ENTRIES:
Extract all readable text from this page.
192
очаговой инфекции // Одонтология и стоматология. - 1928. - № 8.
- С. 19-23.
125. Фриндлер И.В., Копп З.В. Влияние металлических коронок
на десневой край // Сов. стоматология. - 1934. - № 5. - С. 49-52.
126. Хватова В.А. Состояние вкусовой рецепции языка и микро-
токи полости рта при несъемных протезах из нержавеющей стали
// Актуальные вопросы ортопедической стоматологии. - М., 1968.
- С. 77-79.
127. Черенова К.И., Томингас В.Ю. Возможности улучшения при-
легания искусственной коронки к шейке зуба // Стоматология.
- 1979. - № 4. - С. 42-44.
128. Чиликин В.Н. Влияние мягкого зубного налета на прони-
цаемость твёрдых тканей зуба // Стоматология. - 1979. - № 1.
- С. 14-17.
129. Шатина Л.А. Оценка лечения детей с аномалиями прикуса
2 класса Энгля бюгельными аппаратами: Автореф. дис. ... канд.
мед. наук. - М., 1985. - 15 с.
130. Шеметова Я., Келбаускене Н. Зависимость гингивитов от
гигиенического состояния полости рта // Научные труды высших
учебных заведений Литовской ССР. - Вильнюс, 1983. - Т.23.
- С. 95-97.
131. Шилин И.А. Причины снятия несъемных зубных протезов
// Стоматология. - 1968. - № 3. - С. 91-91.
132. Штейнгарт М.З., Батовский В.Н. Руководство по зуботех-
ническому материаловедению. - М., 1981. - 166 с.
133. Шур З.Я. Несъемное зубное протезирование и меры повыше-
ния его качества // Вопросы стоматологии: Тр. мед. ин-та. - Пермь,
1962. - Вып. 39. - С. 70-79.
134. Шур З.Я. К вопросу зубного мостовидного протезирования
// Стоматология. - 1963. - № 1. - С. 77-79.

WHAT THE EXERCISE ASKS: Copy every record above exactly as it appears.

RESULT FOR THIS TASK:
Extract all readable text from this page.
192
очаговой инфекции // Одонтология и стоматология. - 1928. - № 8.
- С. 19-23.
125. Фриндлер И.В., Копп З.В. Влияние металлических коронок
на десневой край // Сов. стоматология. - 1934. - № 5. - С. 49-52.
126. Хватова В.А. Состояние вкусовой рецепции языка и микро-
токи полости рта при несъемных протезах из нержавеющей стали
// Актуальные вопросы ортопедической стоматологии. - М., 1968.
- С. 77-79.
127. Черенова К.И., Томингас В.Ю. Возможности улучшения при-
легания искусственной коронки к шейке зуба // Стоматология.
- 1979. - № 4. - С. 42-44.
128. Чиликин В.Н. Влияние мягкого зубного налета на прони-
цаемость твёрдых тканей зуба // Стоматология. - 1979. - № 1.
- С. 14-17.
129. Шатина Л.А. Оценка лечения детей с аномалиями прикуса
2 класса Энгля бюгельными аппаратами: Автореф. дис. ... канд.
мед. наук. - М., 1985. - 15 с.
130. Шеметова Я., Келбаускене Н. Зависимость гингивитов от
гигиенического состояния полости рта // Научные труды высших
учебных заведений Литовской ССР. - Вильнюс, 1983. - Т.23.
- С. 95-97.
131. Шилин И.А. Причины снятия несъемных зубных протезов
// Стоматология. - 1968. - № 3. - С. 91-91.
132. Штейнгарт М.З., Батовский В.Н. Руководство по зуботех-
ническому материаловедению. - М., 1981. - 166 с.
133. Шур З.Я. Несъемное зубное протезирование и меры повыше-
ния его качества // Вопросы стоматологии: Тр. мед. ин-та. - Пермь,
1962. - Вып. 39. - С. 70-79.
134. Шур З.Я. К вопросу зубного мостовидного протезирования
// Стоматология. - 1963. - № 1. - С. 77-79.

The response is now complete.